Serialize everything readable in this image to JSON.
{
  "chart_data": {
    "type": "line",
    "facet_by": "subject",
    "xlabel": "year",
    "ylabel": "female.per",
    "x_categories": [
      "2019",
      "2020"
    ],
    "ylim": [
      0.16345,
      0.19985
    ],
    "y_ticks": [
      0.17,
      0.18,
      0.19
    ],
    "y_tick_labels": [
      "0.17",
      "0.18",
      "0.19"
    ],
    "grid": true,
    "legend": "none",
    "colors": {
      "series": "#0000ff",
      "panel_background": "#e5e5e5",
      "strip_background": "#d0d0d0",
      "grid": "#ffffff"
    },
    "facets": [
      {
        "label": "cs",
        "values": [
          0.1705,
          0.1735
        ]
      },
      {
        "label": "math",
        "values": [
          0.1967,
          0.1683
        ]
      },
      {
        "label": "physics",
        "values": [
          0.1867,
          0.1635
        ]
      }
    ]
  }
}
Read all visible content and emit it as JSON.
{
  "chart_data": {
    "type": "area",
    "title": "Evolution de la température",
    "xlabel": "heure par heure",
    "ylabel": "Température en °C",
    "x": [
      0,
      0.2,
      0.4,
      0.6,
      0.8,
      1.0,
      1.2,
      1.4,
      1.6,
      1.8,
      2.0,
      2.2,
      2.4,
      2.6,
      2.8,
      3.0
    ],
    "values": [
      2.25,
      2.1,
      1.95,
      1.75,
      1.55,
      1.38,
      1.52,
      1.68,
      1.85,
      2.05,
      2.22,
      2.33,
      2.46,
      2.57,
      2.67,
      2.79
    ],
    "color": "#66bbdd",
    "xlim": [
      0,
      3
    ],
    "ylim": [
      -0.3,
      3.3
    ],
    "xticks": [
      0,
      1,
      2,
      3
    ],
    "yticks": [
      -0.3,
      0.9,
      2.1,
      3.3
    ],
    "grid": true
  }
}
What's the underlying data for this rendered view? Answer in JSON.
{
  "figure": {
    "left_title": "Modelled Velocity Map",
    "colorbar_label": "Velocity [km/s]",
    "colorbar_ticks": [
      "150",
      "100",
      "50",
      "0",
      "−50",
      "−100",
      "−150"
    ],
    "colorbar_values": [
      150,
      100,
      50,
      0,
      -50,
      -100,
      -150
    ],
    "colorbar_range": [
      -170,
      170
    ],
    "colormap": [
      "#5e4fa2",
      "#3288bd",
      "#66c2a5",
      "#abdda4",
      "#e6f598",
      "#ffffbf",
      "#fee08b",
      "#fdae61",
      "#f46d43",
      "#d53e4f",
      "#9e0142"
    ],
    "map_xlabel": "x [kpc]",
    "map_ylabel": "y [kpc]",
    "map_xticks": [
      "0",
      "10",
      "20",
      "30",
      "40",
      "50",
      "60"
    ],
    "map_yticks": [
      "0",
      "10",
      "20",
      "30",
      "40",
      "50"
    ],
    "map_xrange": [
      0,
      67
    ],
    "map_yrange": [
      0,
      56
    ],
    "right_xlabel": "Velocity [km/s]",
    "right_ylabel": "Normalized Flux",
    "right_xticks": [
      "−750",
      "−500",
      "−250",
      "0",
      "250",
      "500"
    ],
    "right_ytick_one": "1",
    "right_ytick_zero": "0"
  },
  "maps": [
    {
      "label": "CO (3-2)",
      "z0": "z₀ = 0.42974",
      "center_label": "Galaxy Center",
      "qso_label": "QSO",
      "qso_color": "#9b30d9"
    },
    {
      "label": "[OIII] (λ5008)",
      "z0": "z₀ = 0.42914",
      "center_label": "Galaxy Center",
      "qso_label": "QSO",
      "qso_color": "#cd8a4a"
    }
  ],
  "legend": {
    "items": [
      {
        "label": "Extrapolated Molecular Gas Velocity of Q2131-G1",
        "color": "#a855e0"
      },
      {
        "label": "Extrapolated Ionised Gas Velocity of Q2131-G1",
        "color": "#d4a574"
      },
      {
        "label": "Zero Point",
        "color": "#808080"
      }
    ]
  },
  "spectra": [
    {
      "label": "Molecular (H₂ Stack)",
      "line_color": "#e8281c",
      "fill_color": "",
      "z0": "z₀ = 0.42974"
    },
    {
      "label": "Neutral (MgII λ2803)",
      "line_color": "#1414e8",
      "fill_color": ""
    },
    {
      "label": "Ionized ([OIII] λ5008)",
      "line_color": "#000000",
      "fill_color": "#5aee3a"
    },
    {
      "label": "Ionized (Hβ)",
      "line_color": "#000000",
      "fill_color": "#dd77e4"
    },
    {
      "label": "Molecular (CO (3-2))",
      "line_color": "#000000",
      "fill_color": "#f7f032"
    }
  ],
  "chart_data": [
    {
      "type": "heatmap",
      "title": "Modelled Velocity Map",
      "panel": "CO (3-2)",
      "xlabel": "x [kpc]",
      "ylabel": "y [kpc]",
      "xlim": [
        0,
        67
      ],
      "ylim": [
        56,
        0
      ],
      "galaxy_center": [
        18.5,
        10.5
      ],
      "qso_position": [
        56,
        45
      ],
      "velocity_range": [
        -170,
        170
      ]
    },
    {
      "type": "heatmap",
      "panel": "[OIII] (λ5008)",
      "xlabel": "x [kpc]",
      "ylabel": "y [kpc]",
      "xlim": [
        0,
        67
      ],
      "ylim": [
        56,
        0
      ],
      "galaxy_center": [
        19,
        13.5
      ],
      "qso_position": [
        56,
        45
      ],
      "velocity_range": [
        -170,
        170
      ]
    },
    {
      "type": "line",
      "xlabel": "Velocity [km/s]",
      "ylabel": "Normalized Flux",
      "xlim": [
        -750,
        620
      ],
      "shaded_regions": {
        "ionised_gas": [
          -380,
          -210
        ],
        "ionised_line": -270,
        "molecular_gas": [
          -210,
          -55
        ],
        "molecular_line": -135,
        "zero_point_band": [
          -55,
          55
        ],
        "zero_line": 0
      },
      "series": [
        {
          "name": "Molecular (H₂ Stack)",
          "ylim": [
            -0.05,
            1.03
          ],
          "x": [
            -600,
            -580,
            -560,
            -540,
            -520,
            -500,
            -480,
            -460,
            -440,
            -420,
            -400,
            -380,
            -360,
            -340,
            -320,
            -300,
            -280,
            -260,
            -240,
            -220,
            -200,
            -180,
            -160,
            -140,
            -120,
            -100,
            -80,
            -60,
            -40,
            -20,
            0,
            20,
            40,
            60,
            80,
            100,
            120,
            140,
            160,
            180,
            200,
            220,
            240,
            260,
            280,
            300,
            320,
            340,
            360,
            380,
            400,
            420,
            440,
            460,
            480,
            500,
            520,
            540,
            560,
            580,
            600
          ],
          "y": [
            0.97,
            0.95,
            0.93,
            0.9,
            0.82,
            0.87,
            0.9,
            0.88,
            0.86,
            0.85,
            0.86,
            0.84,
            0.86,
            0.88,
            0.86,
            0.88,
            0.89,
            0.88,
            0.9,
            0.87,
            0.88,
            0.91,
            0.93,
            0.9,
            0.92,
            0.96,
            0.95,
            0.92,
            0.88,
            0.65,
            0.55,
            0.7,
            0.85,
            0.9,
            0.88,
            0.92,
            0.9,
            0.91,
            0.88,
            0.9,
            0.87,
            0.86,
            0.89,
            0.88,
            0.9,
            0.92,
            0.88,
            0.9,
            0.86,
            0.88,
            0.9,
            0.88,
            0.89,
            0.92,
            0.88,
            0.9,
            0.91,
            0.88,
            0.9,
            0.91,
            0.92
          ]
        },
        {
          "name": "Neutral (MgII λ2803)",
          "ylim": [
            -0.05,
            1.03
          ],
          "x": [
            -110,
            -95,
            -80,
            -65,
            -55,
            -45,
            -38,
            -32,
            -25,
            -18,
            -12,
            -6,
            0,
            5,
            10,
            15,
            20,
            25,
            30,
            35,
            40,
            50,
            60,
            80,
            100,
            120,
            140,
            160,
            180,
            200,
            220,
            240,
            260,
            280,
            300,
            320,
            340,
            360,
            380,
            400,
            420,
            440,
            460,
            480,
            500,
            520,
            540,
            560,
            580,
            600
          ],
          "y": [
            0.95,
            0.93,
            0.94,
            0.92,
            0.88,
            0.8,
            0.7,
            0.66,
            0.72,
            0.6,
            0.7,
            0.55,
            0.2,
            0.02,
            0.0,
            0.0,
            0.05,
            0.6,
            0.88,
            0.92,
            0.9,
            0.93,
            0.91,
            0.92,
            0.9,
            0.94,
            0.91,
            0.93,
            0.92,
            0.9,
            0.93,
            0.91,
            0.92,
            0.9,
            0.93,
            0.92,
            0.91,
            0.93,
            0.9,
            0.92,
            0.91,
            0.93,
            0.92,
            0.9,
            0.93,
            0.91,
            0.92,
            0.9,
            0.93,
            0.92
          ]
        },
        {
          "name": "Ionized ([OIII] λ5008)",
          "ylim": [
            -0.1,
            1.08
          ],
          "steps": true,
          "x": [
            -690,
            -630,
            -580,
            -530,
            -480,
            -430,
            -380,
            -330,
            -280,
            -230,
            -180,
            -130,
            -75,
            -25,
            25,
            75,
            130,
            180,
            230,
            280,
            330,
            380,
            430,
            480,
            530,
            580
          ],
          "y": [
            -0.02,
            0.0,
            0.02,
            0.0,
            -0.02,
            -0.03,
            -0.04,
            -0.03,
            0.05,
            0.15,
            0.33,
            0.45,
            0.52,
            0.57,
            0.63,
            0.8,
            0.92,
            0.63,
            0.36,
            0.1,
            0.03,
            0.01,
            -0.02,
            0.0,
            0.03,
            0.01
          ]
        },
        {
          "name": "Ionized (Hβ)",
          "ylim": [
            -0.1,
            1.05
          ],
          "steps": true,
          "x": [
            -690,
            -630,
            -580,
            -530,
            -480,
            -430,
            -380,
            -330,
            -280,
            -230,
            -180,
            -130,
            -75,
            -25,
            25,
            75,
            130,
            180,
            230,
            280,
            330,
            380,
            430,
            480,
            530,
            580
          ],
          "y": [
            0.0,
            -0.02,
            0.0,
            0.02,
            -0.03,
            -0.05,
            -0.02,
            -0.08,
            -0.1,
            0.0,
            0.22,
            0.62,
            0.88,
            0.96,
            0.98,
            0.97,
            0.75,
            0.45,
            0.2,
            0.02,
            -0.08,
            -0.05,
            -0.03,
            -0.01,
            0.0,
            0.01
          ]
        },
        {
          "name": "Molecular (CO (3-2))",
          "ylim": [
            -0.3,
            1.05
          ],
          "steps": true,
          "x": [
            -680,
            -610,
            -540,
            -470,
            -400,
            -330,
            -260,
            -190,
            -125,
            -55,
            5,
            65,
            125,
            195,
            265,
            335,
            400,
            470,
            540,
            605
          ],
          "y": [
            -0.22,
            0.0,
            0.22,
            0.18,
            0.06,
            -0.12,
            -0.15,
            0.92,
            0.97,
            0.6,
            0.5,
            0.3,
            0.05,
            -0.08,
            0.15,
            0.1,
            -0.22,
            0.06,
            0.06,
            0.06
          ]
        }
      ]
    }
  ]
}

*To be done*: Go through the material and copy out every line with "Ionized" in it.

*Solution to this task*:
      "label": "Ionized ([OIII] λ5008)",
      "label": "Ionized (Hβ)",
          "name": "Ionized ([OIII] λ5008)",
          "name": "Ionized (Hβ)",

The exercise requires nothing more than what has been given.